_Working data_
[Start]

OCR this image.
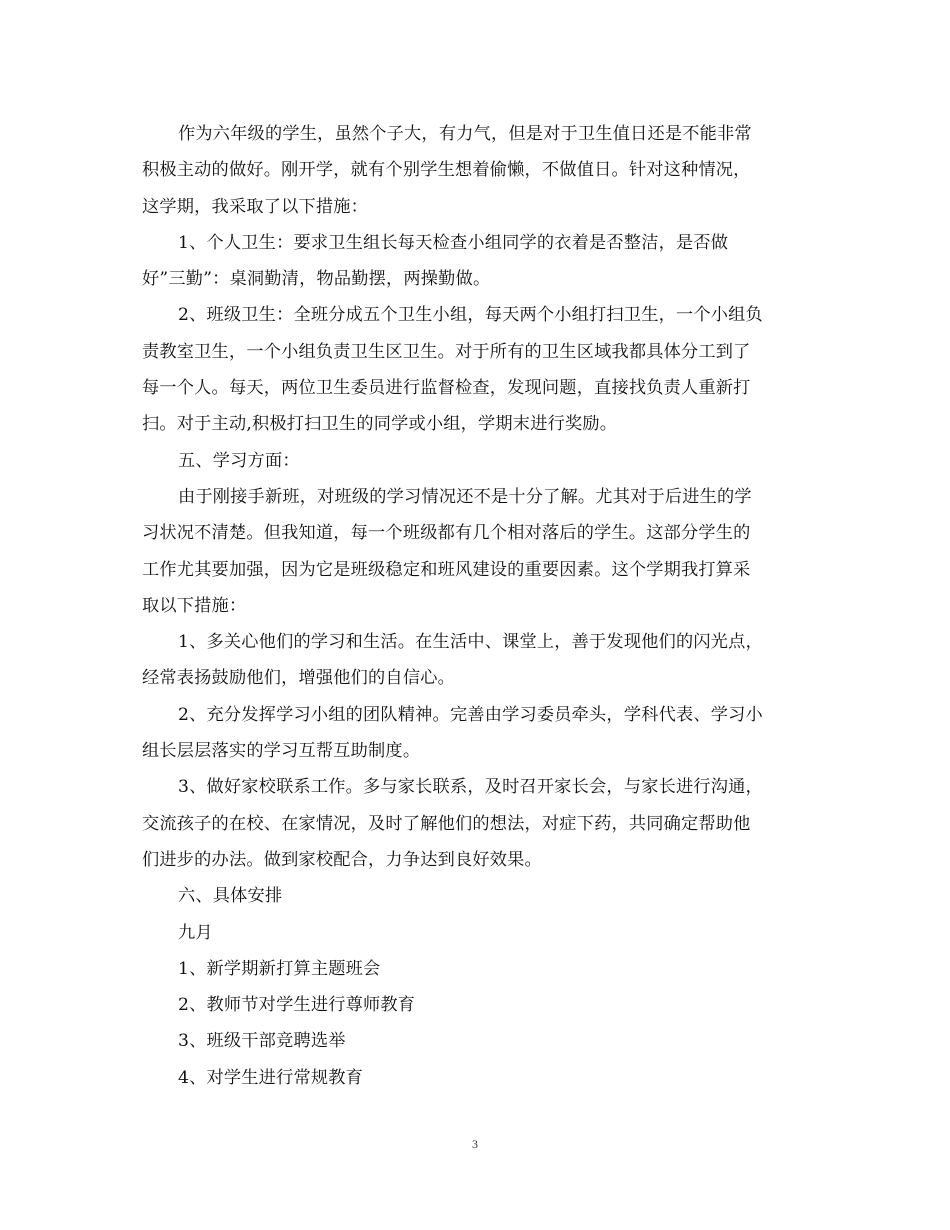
作为六年级的学生，虽然个子大，有力气，但是对于卫生值日还是不能非常
积极主动的做好。刚开学，就有个别学生想着偷懒，不做值日。针对这种情况，
这学期，我采取了以下措施：
1、个人卫生：要求卫生组长每天检查小组同学的衣着是否整洁，是否做
好”三勤”：桌洞勤清，物品勤摆，两操勤做。
2、班级卫生：全班分成五个卫生小组，每天两个小组打扫卫生，一个小组负
责教室卫生，一个小组负责卫生区卫生。对于所有的卫生区域我都具体分工到了
每一个人。每天，两位卫生委员进行监督检查，发现问题，直接找负责人重新打
扫。对于主动,积极打扫卫生的同学或小组，学期末进行奖励。
五、学习方面：
由于刚接手新班，对班级的学习情况还不是十分了解。尤其对于后进生的学
习状况不清楚。但我知道，每一个班级都有几个相对落后的学生。这部分学生的
工作尤其要加强，因为它是班级稳定和班风建设的重要因素。这个学期我打算采
取以下措施：
1、多关心他们的学习和生活。在生活中、课堂上，善于发现他们的闪光点，
经常表扬鼓励他们，增强他们的自信心。
2、充分发挥学习小组的团队精神。完善由学习委员牵头，学科代表、学习小
组长层层落实的学习互帮互助制度。
3、做好家校联系工作。多与家长联系，及时召开家长会，与家长进行沟通，
交流孩子的在校、在家情况，及时了解他们的想法，对症下药，共同确定帮助他
们进步的办法。做到家校配合，力争达到良好效果。
六、具体安排
九月
1、新学期新打算主题班会
2、教师节对学生进行尊师教育
3、班级干部竞聘选举
4、对学生进行常规教育
3
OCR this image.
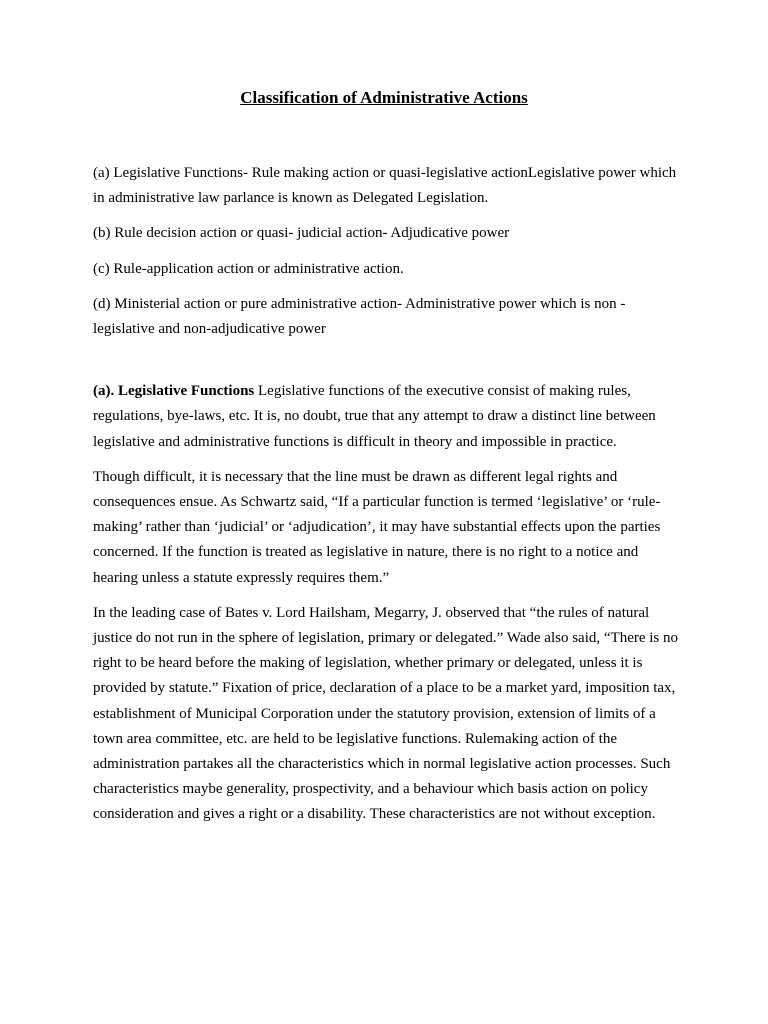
Classification of Administrative Actions

(a) Legislative Functions- Rule making action or quasi-legislative actionLegislative power which in administrative law parlance is known as Delegated Legislation.

(b) Rule decision action or quasi- judicial action- Adjudicative power

(c) Rule-application action or administrative action.

(d) Ministerial action or pure administrative action- Administrative power which is non -legislative and non-adjudicative power

(a). Legislative Functions Legislative functions of the executive consist of making rules, regulations, bye-laws, etc. It is, no doubt, true that any attempt to draw a distinct line between legislative and administrative functions is difficult in theory and impossible in practice.

Though difficult, it is necessary that the line must be drawn as different legal rights and consequences ensue. As Schwartz said, “If a particular function is termed ‘legislative’ or ‘rule-making’ rather than ‘judicial’ or ‘adjudication’, it may have substantial effects upon the parties concerned. If the function is treated as legislative in nature, there is no right to a notice and hearing unless a statute expressly requires them.”

In the leading case of Bates v. Lord Hailsham, Megarry, J. observed that “the rules of natural justice do not run in the sphere of legislation, primary or delegated.” Wade also said, “There is no right to be heard before the making of legislation, whether primary or delegated, unless it is provided by statute.” Fixation of price, declaration of a place to be a market yard, imposition tax, establishment of Municipal Corporation under the statutory provision, extension of limits of a town area committee, etc. are held to be legislative functions. Rulemaking action of the administration partakes all the characteristics which in normal legislative action processes. Such characteristics maybe generality, prospectivity, and a behaviour which basis action on policy consideration and gives a right or a disability. These characteristics are not without exception.
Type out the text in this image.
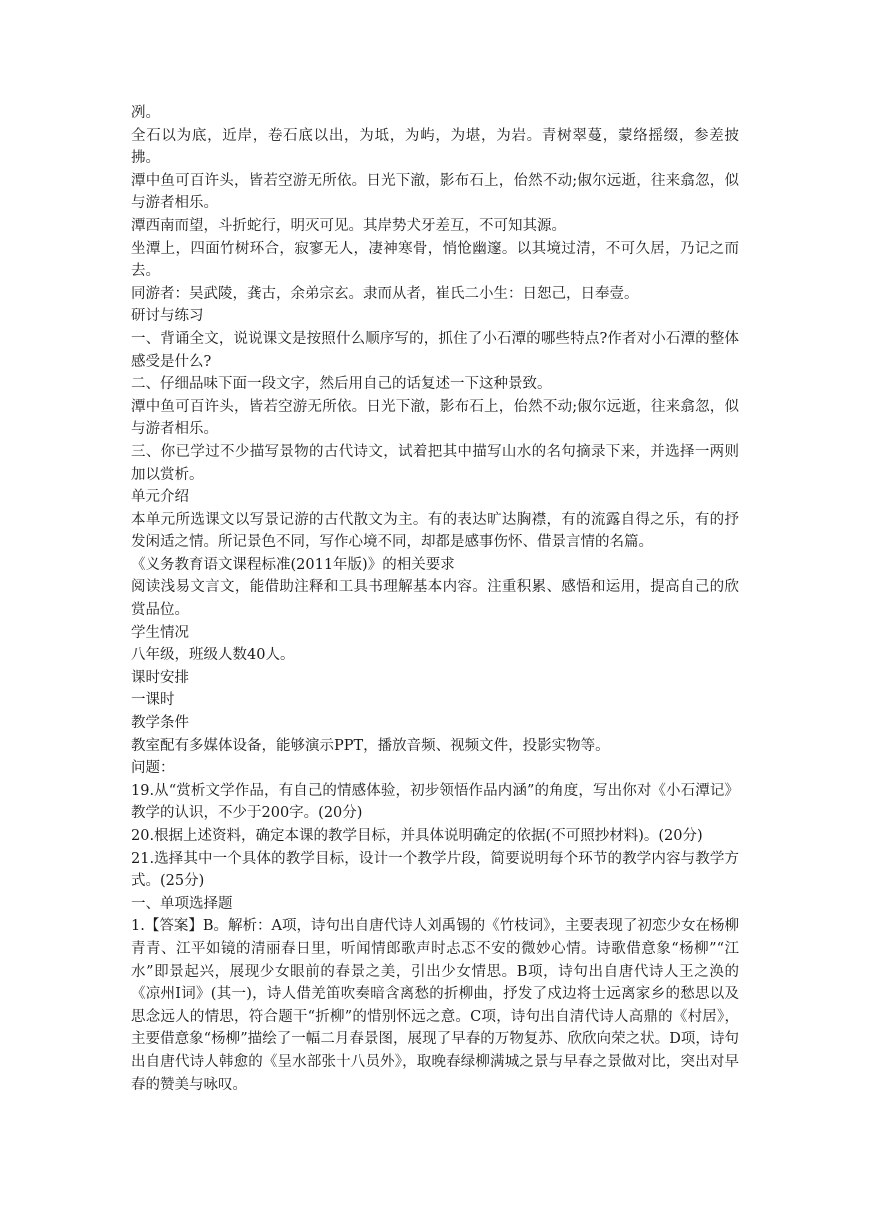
冽。

全石以为底，近岸，卷石底以出，为坻，为屿，为堪，为岩。青树翠蔓，蒙络摇缀，参差披拂。

潭中鱼可百许头，皆若空游无所依。日光下澈，影布石上，佁然不动;俶尔远逝，往来翕忽，似与游者相乐。

潭西南而望，斗折蛇行，明灭可见。其岸势犬牙差互，不可知其源。

坐潭上，四面竹树环合，寂寥无人，凄神寒骨，悄怆幽邃。以其境过清，不可久居，乃记之而去。

同游者：吴武陵，龚古，余弟宗玄。隶而从者，崔氏二小生：日恕己，日奉壹。

研讨与练习

一、背诵全文，说说课文是按照什么顺序写的，抓住了小石潭的哪些特点?作者对小石潭的整体感受是什么?

二、仔细品味下面一段文字，然后用自己的话复述一下这种景致。

潭中鱼可百许头，皆若空游无所依。日光下澈，影布石上，佁然不动;俶尔远逝，往来翕忽，似与游者相乐。

三、你已学过不少描写景物的古代诗文，试着把其中描写山水的名句摘录下来，并选择一两则加以赏析。

单元介绍

本单元所选课文以写景记游的古代散文为主。有的表达旷达胸襟，有的流露自得之乐，有的抒发闲适之情。所记景色不同，写作心境不同，却都是感事伤怀、借景言情的名篇。

《义务教育语文课程标准(2011年版)》的相关要求

阅读浅易文言文，能借助注释和工具书理解基本内容。注重积累、感悟和运用，提高自己的欣赏品位。

学生情况

八年级，班级人数40人。

课时安排

一课时

教学条件

教室配有多媒体设备，能够演示PPT，播放音频、视频文件，投影实物等。

问题：

19.从“赏析文学作品，有自己的情感体验，初步领悟作品内涵”的角度，写出你对《小石潭记》教学的认识，不少于200字。(20分)

20.根据上述资料，确定本课的教学目标，并具体说明确定的依据(不可照抄材料)。(20分)

21.选择其中一个具体的教学目标，设计一个教学片段，简要说明每个环节的教学内容与教学方式。(25分)

一、单项选择题

1.【答案】B。解析：A项，诗句出自唐代诗人刘禹锡的《竹枝词》，主要表现了初恋少女在杨柳青青、江平如镜的清丽春日里，听闻情郎歌声时忐忑不安的微妙心情。诗歌借意象“杨柳”“江水”即景起兴，展现少女眼前的春景之美，引出少女情思。B项，诗句出自唐代诗人王之涣的《凉州I词》(其一)，诗人借羌笛吹奏暗含离愁的折柳曲，抒发了戍边将士远离家乡的愁思以及思念远人的情思，符合题干“折柳”的惜别怀远之意。C项，诗句出自清代诗人高鼎的《村居》，主要借意象“杨柳”描绘了一幅二月春景图，展现了早春的万物复苏、欣欣向荣之状。D项，诗句出自唐代诗人韩愈的《呈水部张十八员外》，取晚春绿柳满城之景与早春之景做对比，突出对早春的赞美与咏叹。
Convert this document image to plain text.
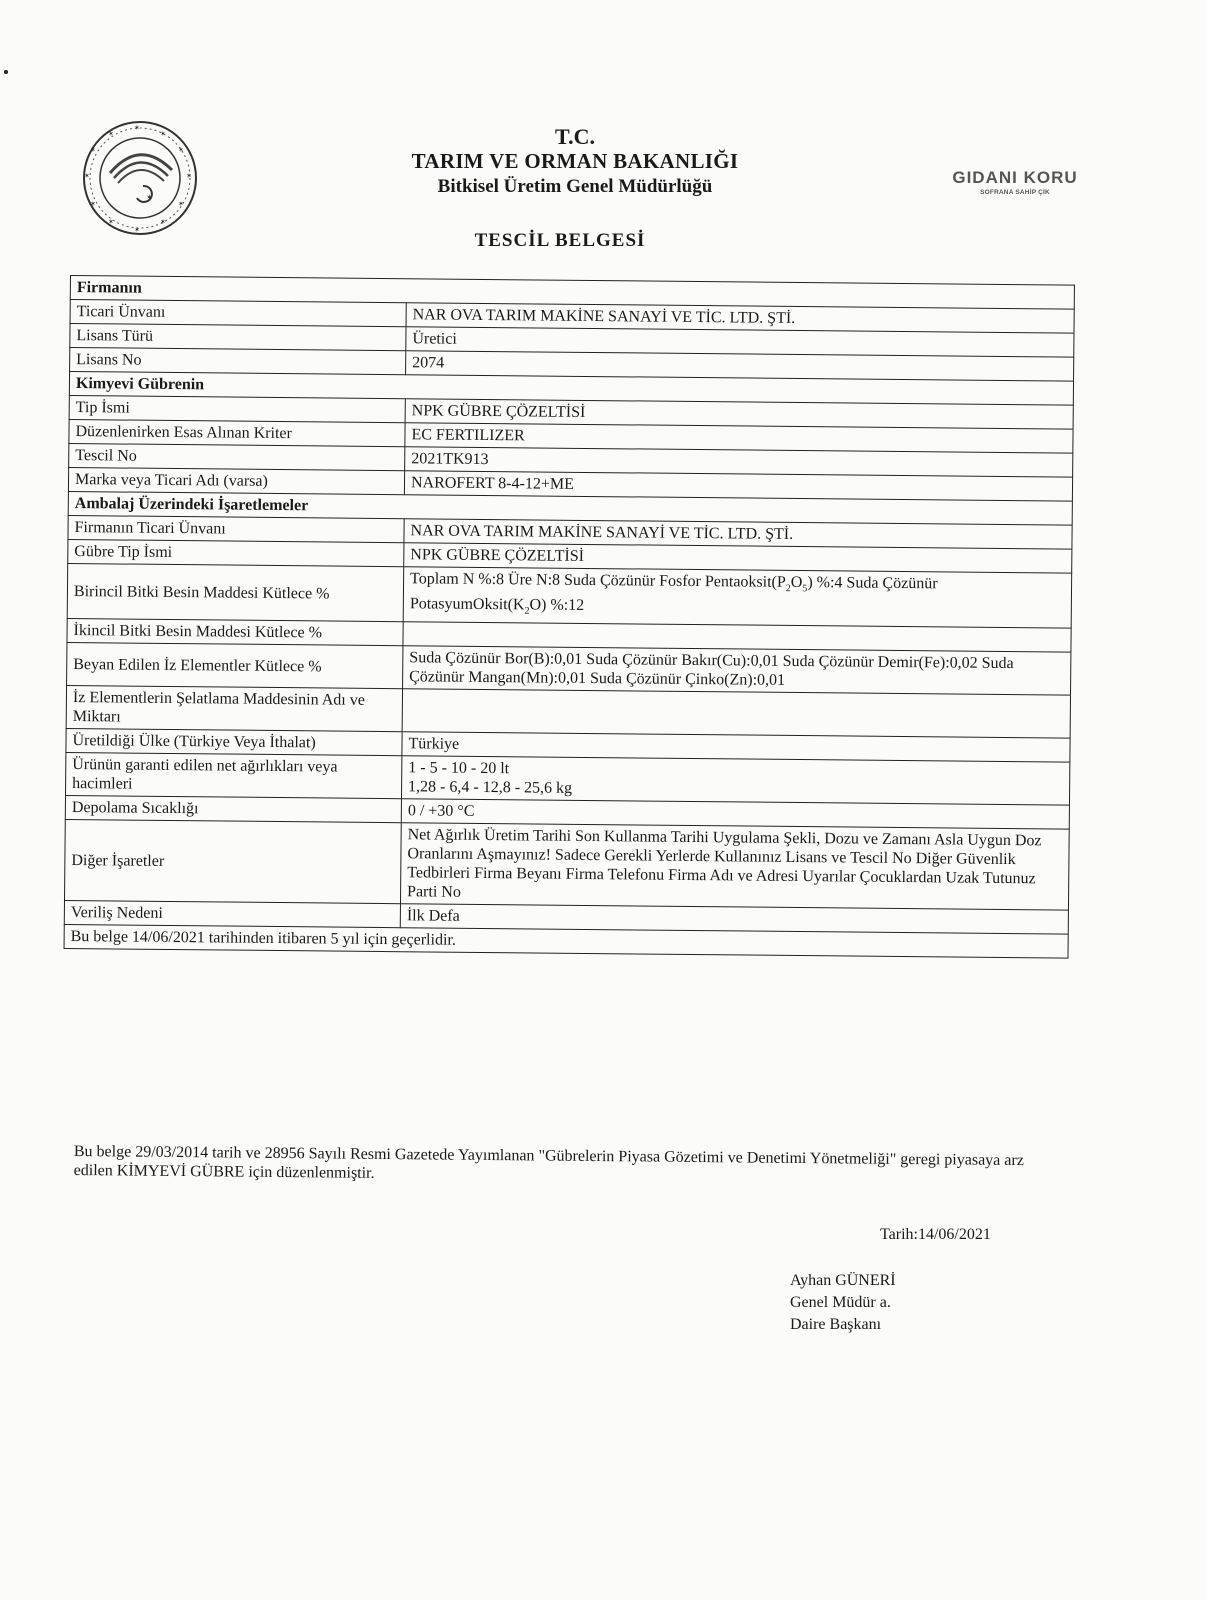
✶
✶
✶
✶
✶
✶
✶
✶
✶
✶
✶
✶
✶	T.C.
TARIM VE ORMAN BAKANLIĞI
Bitkisel Üretim Genel Müdürlüğü	GIDANI KORU
SOFRANA SAHİP ÇIK
TESCİL BELGESİ
Firmanın	
Ticari Ünvanı	NAR OVA TARIM MAKİNE SANAYİ VE TİC. LTD. ŞTİ.
Lisans Türü	Üretici
Lisans No	2074
Kimyevi Gübrenin	
Tip İsmi	NPK GÜBRE ÇÖZELTİSİ
Düzenlenirken Esas Alınan Kriter	EC FERTILIZER
Tescil No	2021TK913
Marka veya Ticari Adı (varsa)	NAROFERT 8-4-12+ME
Ambalaj Üzerindeki İşaretlemeler	
Firmanın Ticari Ünvanı	NAR OVA TARIM MAKİNE SANAYİ VE TİC. LTD. ŞTİ.
Gübre Tip İsmi	NPK GÜBRE ÇÖZELTİSİ
Birincil Bitki Besin Maddesi Kütlece %	Toplam N %:8 Üre N:8 Suda Çözünür Fosfor $Pentaoksit(P_2O_5)$ %:4 Suda Çözünür $PotasyumOksit(K_2O)$ %:12
İkincil Bitki Besin Maddesi Kütlece %	
Beyan Edilen İz Elementler Kütlece %	Suda Çözünür Bor(B):0,01 Suda Çözünür Bakır(Cu):0,01 Suda Çözünür Demir(Fe):0,02 Suda Çözünür Mangan(Mn):0,01 Suda Çözünür Çinko(Zn):0,01
İz Elementlerin Şelatlama Maddesinin Adı ve Miktarı	
Üretildiği Ülke (Türkiye Veya İthalat)	Türkiye
Ürünün garanti edilen net ağırlıkları veya hacimleri	1 - 5 - 10 - 20 lt
1,28 - 6,4 - 12,8 - 25,6 kg

Depolama Sıcaklığı	0 / +30 °C
Diğer İşaretler	Net Ağırlık Üretim Tarihi Son Kullanma Tarihi Uygulama Şekli, Dozu ve Zamanı Asla Uygun Doz Oranlarını Aşmayınız! Sadece Gerekli Yerlerde Kullanınız Lisans ve Tescil No Diğer Güvenlik Tedbirleri Firma Beyanı Firma Telefonu Firma Adı ve Adresi Uyarılar Çocuklardan Uzak Tutunuz Parti No
Veriliş Nedeni	İlk Defa
Bu belge 14/06/2021 tarihinden itibaren 5 yıl için geçerlidir.	
Bu belge 29/03/2014 tarih ve 28956 Sayılı Resmi Gazetede Yayımlanan "Gübrelerin Piyasa Gözetimi ve Denetimi Yönetmeliği" geregi piyasaya arz edilen KİMYEVİ GÜBRE için düzenlenmiştir.
Tarih:14/06/2021
Ayhan GÜNERİ
Genel Müdür a.
Daire Başkanı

[End]

_Objective_
Scan the material above. Return every line containing the string "image".

_Full answer_
OCR this image.
OCR this image.
Type out the text in this image.
Convert this document image to plain text.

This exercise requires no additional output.